-- Begin INFORMATION SUPPLIED --

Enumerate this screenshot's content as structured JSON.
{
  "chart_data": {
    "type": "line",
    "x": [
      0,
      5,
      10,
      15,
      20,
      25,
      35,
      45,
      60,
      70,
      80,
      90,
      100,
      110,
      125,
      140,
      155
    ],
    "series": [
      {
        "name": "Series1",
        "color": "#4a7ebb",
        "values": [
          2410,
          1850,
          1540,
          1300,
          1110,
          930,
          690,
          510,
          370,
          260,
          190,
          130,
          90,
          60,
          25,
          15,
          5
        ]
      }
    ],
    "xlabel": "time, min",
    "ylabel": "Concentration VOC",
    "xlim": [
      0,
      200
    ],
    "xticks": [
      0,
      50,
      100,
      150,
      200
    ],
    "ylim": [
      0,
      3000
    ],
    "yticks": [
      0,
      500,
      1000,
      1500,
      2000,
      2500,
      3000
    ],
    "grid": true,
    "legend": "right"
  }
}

-- End INFORMATION SUPPLIED --

» THE REQUEST: The records above must be repeated exactly, every one of them.

» CORRECT RESPONSE:
Enumerate this screenshot's content as structured JSON.
{
  "chart_data": {
    "type": "line",
    "x": [
      0,
      5,
      10,
      15,
      20,
      25,
      35,
      45,
      60,
      70,
      80,
      90,
      100,
      110,
      125,
      140,
      155
    ],
    "series": [
      {
        "name": "Series1",
        "color": "#4a7ebb",
        "values": [
          2410,
          1850,
          1540,
          1300,
          1110,
          930,
          690,
          510,
          370,
          260,
          190,
          130,
          90,
          60,
          25,
          15,
          5
        ]
      }
    ],
    "xlabel": "time, min",
    "ylabel": "Concentration VOC",
    "xlim": [
      0,
      200
    ],
    "xticks": [
      0,
      50,
      100,
      150,
      200
    ],
    "ylim": [
      0,
      3000
    ],
    "yticks": [
      0,
      500,
      1000,
      1500,
      2000,
      2500,
      3000
    ],
    "grid": true,
    "legend": "right"
  }
}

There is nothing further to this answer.